**Task inputs**
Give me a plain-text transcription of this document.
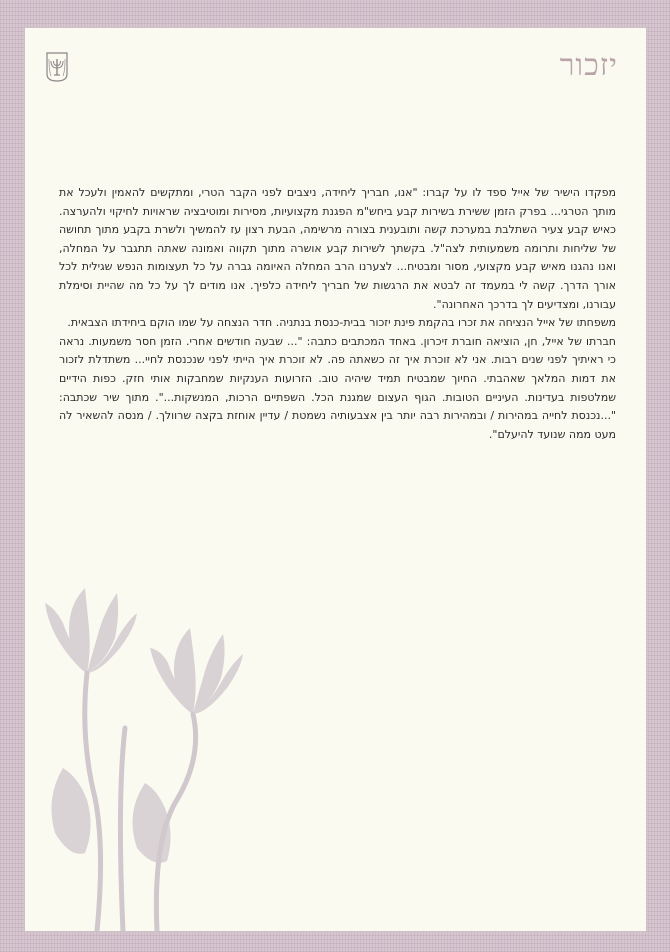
יזכור

מפקדו הישיר של אייל ספד לו על קברו: "אנו, חבריך ליחידה, ניצבים לפני הקבר הטרי, ומתקשים להאמין ולעכל את מותך הטרגי... בפרק הזמן ששירת בשירות קבע ביחש"מ הפגנת מקצועיות, מסירות ומוטיבציה שראויות לחיקוי ולהערצה. כאיש קבע צעיר השתלבת במערכת קשה ותובענית בצורה מרשימה, הבעת רצון עז להמשיך ולשרת בקבע מתוך תחושה של שליחות ותרומה משמעותית לצה"ל. בקשתך לשירות קבע אושרה מתוך תקווה ואמונה שאתה תתגבר על המחלה, ואנו נהגנו מאיש קבע מקצועי, מסור ומבטיח... לצערנו הרב המחלה האיומה גברה על כל תעצומות הנפש שגילית לכל אורך הדרך. קשה לי במעמד זה לבטא את הרגשות של חבריך ליחידה כלפיך. אנו מודים לך על כל מה שהיית וסימלת עבורנו, ומצדיעים לך בדרכך האחרונה".

משפחתו של אייל הנציחה את זכרו בהקמת פינת יזכור בבית-כנסת בנתניה. חדר הנצחה על שמו הוקם ביחידתו הצבאית.

חברתו של אייל, חן, הוציאה חוברת זיכרון. באחד המכתבים כתבה: "... שבעה חודשים אחרי. הזמן חסר משמעות. נראה כי ראיתיך לפני שנים רבות. אני לא זוכרת איך זה כשאתה פה. לא זוכרת איך הייתי לפני שנכנסת לחיי... משתדלת לזכור את דמות המלאך שאהבתי. החיוך שמבטיח תמיד שיהיה טוב. הזרועות הענקיות שמחבקות אותי חזק. כפות הידיים שמלטפות בעדינות. העיניים הטובות. הגוף העצום שמגנת הכל. השפתיים הרכות, המנשקות...". מתוך שיר שכתבה: "...נכנסת לחייה במהירות / ובמהירות רבה יותר בין אצבעותיה נשמטת / עדיין אוחזת בקצה שרוולך. / מנסה להשאיר לה מעט ממה שנועד להיעלם".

**Problem description**
Which lines above contain the word "יזכור"? Copy each of them.

**Response below**
יזכור
משפחתו של אייל הנציחה את זכרו בהקמת פינת יזכור בבית-כנסת בנתניה. חדר הנצחה על שמו הוקם ביחידתו הצבאית.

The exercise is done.